Data records:
╭──

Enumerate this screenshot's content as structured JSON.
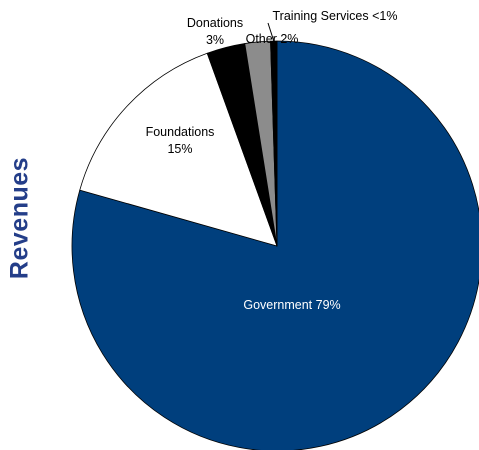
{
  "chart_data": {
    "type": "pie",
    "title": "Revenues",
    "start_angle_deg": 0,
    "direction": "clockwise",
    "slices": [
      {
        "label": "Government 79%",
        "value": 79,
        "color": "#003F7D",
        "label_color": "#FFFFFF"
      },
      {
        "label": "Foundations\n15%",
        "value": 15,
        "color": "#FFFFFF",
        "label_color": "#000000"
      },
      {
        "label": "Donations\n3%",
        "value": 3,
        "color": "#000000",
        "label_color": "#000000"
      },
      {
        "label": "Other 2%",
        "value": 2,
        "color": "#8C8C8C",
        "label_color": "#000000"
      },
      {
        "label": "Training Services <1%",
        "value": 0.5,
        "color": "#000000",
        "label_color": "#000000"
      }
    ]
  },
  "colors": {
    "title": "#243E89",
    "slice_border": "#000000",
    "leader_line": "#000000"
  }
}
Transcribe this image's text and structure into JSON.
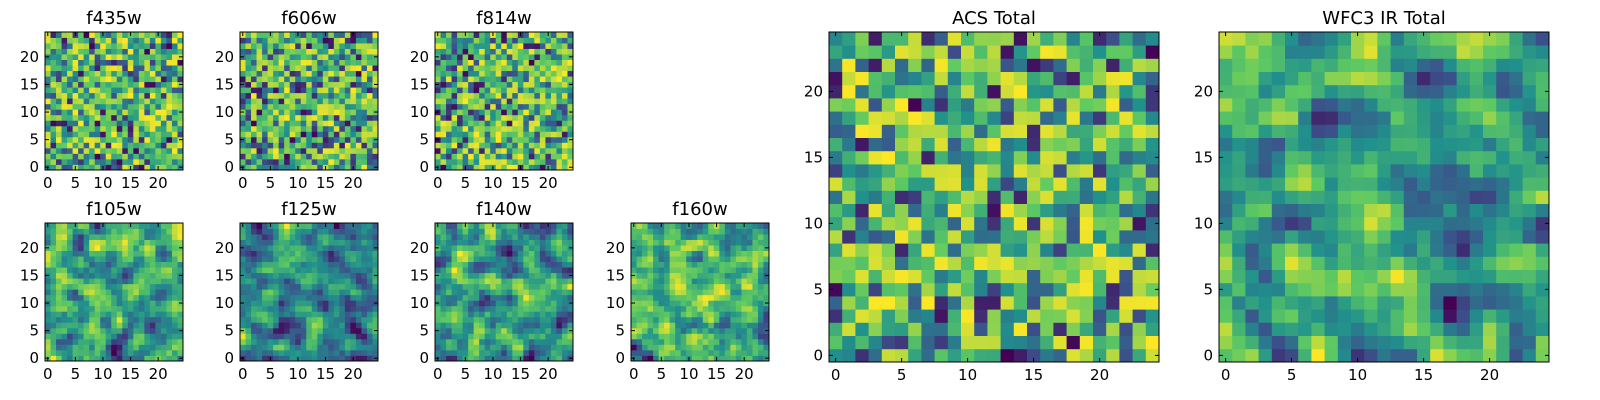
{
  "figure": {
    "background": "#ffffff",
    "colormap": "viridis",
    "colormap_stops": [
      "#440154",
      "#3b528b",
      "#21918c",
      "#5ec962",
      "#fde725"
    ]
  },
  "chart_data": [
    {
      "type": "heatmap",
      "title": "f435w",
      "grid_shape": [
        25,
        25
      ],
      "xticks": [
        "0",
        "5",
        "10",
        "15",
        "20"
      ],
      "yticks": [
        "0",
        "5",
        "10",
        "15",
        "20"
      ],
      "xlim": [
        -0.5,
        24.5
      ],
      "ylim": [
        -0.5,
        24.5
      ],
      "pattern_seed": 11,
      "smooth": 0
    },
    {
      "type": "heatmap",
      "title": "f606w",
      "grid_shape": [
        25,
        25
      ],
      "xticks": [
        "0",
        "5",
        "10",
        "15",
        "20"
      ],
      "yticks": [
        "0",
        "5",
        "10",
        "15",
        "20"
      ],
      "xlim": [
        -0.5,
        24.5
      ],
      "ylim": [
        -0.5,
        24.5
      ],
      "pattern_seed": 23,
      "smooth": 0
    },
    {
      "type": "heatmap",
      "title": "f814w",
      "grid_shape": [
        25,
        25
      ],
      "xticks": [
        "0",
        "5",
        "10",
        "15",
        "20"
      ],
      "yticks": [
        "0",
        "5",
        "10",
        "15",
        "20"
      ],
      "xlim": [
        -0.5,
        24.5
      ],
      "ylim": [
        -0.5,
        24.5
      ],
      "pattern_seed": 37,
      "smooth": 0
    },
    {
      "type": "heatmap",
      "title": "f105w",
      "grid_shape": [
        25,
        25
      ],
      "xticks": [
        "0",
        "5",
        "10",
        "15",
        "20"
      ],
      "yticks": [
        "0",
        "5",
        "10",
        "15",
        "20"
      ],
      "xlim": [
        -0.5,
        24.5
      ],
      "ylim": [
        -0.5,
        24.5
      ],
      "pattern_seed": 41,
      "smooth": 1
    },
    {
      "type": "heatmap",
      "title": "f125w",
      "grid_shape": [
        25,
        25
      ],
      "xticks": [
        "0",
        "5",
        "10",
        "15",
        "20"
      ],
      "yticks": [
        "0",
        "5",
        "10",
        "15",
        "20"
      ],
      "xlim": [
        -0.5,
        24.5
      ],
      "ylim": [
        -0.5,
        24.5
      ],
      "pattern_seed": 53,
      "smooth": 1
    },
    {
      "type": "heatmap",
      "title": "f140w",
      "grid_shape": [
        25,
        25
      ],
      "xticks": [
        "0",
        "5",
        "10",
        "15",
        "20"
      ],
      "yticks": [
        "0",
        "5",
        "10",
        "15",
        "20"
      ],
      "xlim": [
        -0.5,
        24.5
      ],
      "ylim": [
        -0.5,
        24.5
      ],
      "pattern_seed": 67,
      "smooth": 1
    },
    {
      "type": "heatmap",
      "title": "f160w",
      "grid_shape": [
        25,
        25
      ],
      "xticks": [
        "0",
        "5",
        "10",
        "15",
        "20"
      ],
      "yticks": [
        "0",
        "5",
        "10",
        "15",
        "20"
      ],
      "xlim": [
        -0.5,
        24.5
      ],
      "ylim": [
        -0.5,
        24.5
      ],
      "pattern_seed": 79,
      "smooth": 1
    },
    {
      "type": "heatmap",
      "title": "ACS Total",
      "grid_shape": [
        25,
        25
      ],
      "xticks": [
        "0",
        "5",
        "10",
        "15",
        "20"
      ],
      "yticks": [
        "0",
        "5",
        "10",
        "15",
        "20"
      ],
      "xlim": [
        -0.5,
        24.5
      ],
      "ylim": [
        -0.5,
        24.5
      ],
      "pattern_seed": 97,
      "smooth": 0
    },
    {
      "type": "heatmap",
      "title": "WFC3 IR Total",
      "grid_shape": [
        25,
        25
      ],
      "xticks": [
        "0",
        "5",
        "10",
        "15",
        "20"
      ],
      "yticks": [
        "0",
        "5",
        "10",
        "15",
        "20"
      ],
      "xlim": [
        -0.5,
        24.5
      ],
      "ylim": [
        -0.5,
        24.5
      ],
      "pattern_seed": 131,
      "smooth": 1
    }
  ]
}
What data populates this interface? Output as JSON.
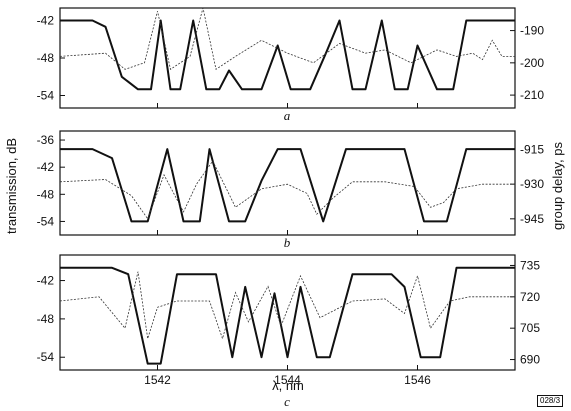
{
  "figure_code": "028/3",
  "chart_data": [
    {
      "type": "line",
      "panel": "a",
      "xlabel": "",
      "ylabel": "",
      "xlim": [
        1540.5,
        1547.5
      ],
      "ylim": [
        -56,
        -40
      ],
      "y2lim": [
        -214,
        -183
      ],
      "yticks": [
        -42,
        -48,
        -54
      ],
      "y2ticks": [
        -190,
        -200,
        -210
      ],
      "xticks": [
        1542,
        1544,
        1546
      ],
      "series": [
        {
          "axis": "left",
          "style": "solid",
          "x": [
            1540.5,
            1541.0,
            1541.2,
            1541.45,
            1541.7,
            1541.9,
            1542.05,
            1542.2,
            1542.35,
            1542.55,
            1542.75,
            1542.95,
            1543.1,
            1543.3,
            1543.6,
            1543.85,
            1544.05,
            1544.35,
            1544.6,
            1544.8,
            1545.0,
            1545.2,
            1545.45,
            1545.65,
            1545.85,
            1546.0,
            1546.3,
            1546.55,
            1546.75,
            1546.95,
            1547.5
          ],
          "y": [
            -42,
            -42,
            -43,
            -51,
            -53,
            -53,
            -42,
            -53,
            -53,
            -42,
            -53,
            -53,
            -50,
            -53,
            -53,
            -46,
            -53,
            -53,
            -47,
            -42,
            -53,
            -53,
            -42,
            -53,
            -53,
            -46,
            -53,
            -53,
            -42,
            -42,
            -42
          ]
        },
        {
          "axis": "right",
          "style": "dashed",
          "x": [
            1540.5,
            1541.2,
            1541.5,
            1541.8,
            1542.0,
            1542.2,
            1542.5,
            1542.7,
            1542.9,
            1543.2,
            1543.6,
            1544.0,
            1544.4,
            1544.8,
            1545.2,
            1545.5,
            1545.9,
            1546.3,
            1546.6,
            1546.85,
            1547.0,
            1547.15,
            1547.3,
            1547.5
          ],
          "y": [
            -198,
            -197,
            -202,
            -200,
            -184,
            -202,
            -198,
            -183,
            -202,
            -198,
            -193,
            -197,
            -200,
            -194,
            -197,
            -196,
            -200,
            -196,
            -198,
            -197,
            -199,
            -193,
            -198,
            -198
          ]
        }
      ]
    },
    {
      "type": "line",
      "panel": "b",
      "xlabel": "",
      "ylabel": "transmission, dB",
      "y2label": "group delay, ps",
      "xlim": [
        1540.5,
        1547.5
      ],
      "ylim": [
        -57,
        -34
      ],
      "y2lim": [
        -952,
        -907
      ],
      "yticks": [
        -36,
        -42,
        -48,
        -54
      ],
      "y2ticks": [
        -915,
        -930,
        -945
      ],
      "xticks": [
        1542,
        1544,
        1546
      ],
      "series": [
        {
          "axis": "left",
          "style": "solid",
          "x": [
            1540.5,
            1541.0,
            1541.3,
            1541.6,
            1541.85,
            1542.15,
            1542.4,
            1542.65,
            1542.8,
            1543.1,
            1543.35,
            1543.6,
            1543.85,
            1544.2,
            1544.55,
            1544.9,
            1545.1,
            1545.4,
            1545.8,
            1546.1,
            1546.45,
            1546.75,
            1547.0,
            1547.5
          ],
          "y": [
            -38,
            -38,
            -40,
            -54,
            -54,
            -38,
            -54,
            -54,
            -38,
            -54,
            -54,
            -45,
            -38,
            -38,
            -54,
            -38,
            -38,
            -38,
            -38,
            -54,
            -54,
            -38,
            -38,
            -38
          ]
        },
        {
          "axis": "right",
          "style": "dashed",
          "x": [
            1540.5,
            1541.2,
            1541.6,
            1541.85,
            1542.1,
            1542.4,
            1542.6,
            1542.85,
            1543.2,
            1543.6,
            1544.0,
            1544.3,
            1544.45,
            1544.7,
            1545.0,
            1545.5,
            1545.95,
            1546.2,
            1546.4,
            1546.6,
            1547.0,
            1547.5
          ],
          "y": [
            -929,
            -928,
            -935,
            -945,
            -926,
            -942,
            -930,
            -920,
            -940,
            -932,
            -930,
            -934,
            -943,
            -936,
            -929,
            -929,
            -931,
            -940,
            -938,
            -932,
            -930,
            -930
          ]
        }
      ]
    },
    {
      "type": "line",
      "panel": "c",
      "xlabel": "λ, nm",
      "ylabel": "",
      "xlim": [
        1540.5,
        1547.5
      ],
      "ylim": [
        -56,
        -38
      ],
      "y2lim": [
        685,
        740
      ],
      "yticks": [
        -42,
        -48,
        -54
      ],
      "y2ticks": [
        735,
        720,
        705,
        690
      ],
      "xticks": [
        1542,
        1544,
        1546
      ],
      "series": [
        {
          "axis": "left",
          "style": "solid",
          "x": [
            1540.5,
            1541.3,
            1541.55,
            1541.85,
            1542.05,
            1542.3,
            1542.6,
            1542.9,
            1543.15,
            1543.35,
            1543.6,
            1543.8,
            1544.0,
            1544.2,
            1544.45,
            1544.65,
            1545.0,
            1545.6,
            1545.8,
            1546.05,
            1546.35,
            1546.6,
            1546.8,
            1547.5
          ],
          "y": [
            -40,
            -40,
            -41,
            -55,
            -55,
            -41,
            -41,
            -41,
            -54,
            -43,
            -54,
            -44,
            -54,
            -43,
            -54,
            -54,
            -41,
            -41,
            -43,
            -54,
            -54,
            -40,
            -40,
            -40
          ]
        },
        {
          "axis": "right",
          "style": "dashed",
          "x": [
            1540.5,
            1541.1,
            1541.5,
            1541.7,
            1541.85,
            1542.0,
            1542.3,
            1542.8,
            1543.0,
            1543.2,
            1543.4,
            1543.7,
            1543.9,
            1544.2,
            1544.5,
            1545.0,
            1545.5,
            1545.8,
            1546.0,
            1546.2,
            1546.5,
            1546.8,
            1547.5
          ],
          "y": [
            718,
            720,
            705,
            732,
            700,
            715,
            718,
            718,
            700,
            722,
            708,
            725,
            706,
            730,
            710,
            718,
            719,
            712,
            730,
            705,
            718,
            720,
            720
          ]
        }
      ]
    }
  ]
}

╰──

What to work on —
Write out every line of the entries that holds the word "value".

Task response —
        "value": 79,
        "value": 15,
        "value": 3,
        "value": 2,
        "value": 0.5,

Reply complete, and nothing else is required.